A block of data
-------------------------

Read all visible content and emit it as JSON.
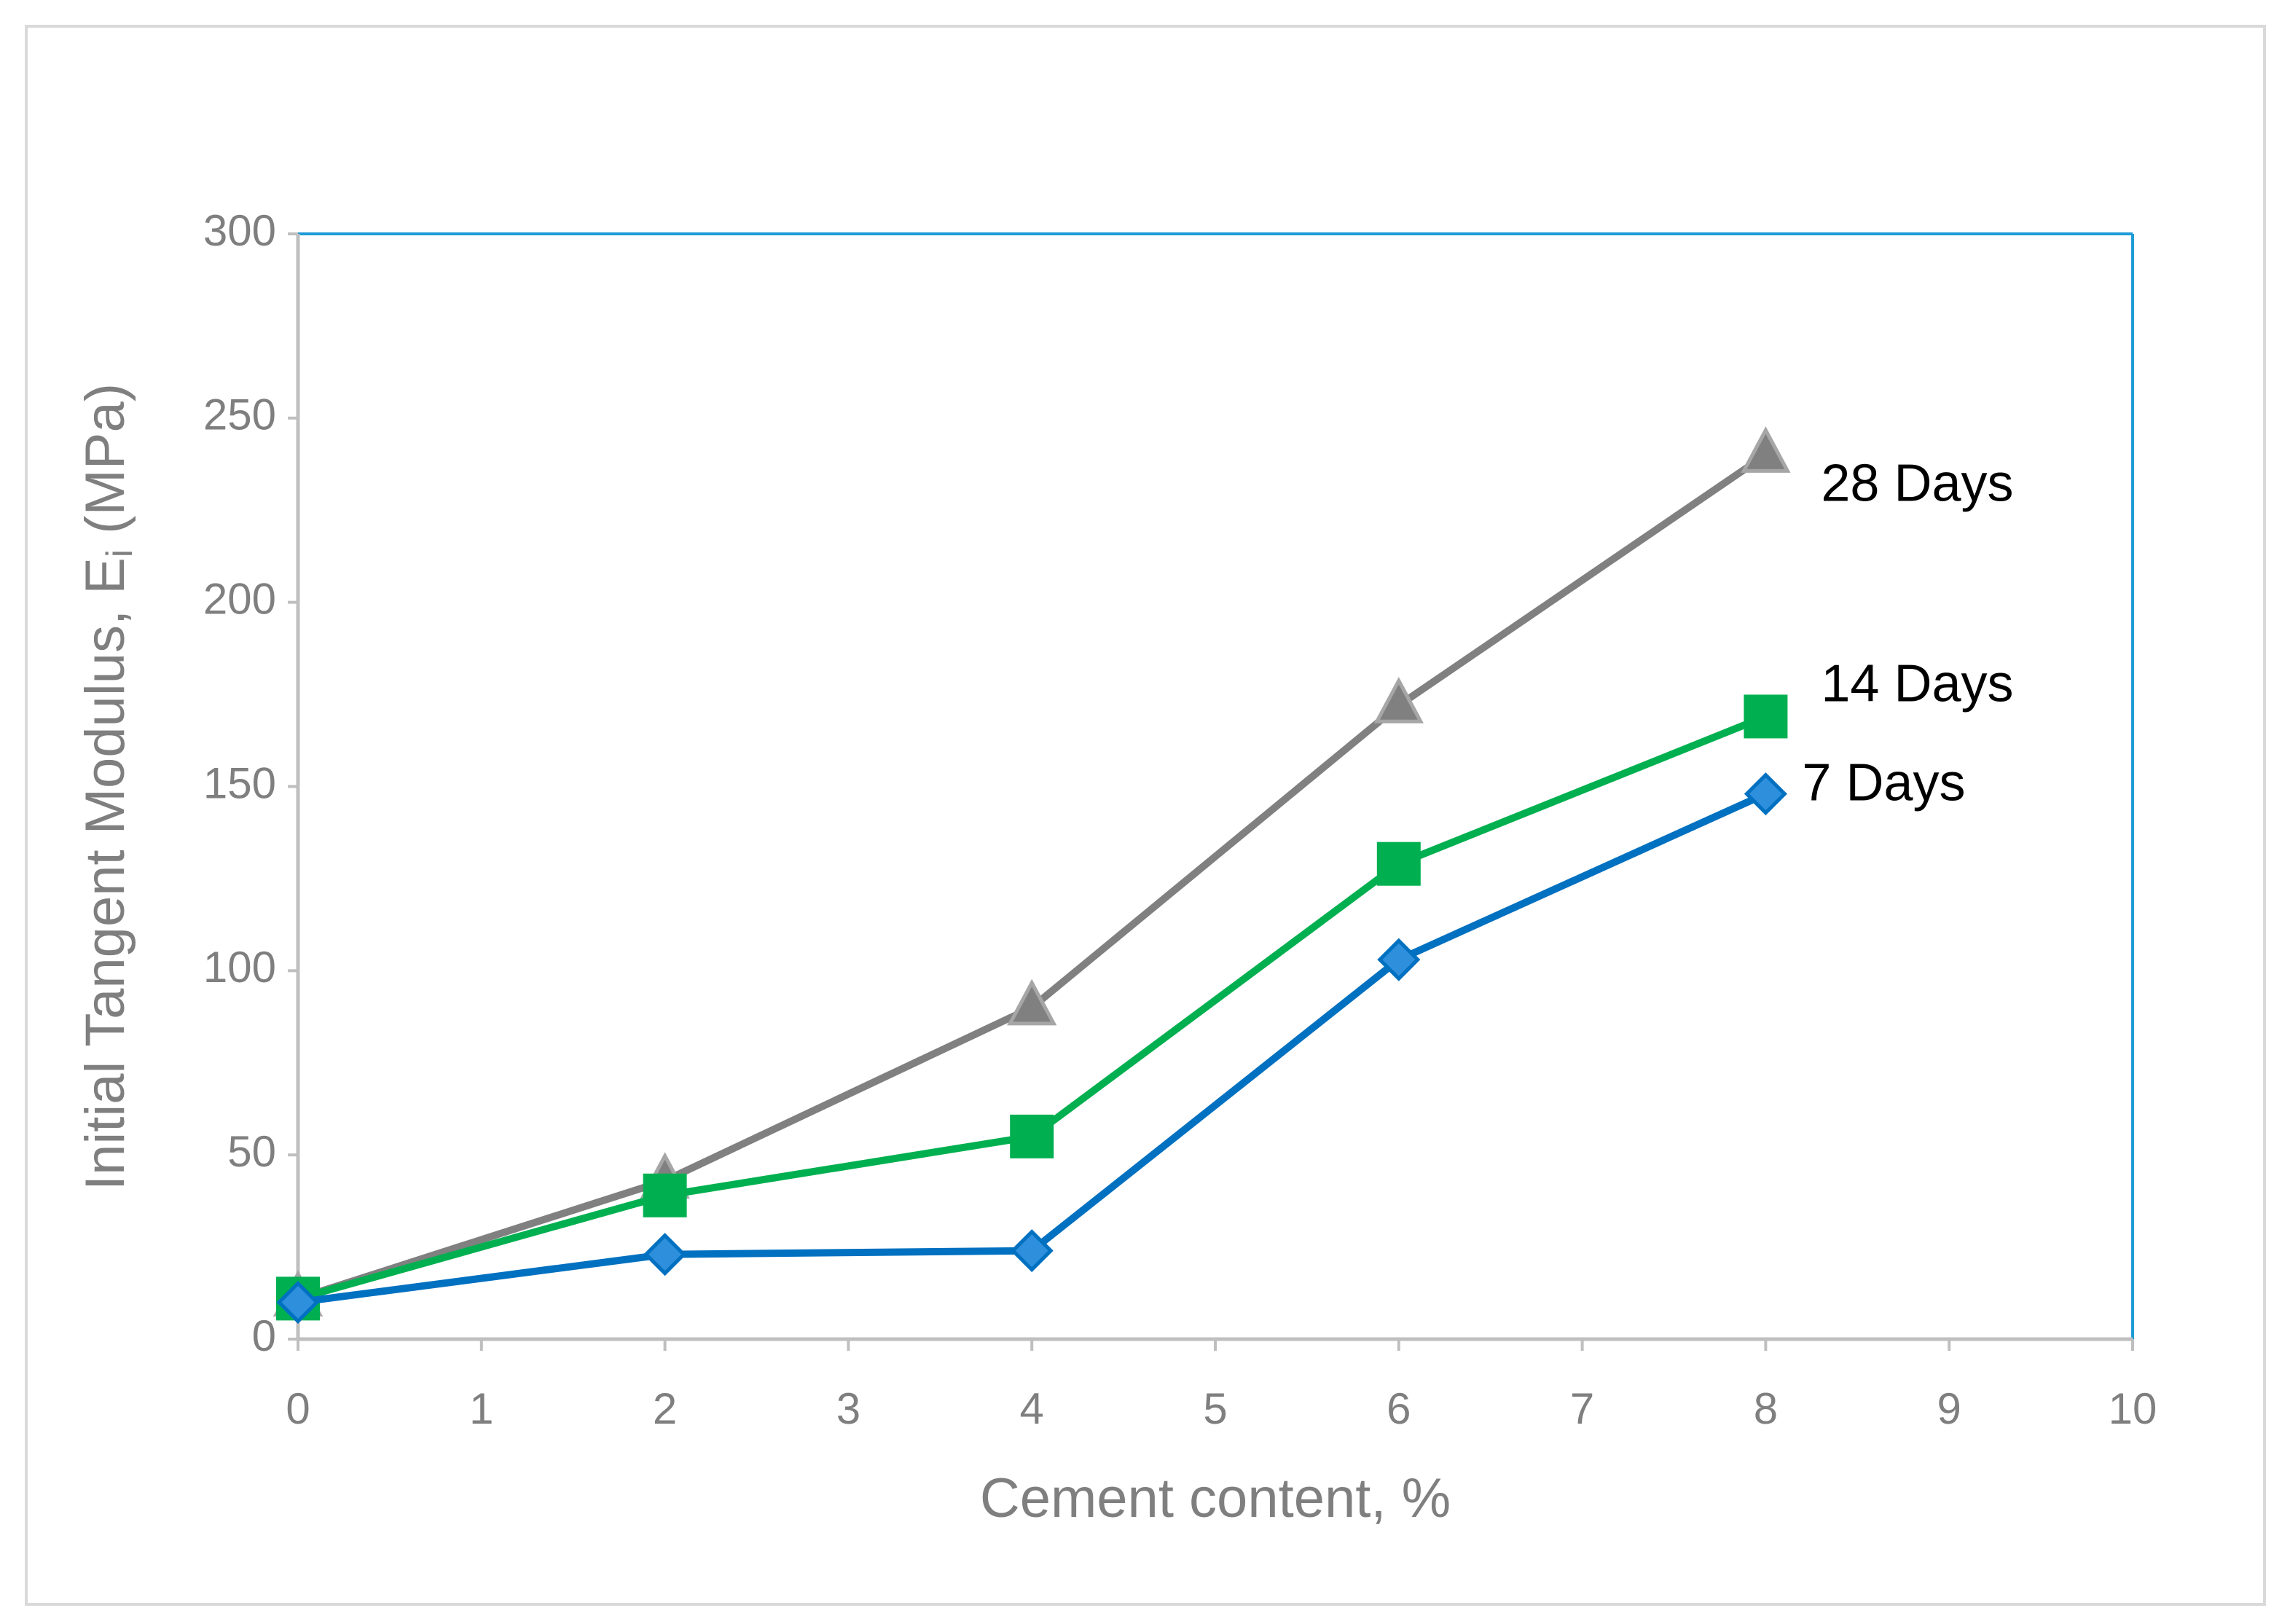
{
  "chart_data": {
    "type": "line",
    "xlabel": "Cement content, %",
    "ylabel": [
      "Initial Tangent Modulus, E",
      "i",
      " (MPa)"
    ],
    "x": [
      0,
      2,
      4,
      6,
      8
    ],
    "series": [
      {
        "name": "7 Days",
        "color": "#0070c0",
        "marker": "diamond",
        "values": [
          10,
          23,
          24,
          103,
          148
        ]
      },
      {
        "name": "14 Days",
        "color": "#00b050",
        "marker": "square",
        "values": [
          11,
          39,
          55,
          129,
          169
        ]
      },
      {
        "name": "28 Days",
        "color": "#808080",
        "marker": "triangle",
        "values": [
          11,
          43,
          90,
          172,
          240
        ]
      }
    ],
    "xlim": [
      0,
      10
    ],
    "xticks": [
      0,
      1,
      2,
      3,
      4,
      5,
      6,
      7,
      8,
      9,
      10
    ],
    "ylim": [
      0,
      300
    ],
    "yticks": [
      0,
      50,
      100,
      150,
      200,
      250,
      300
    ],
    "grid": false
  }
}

-------------------------

> **Exercise aim**:
In the listing, find all lines with the string "content" and copy them.

> **Output of the task**:
Read all visible content and emit it as JSON.
    "xlabel": "Cement content, %",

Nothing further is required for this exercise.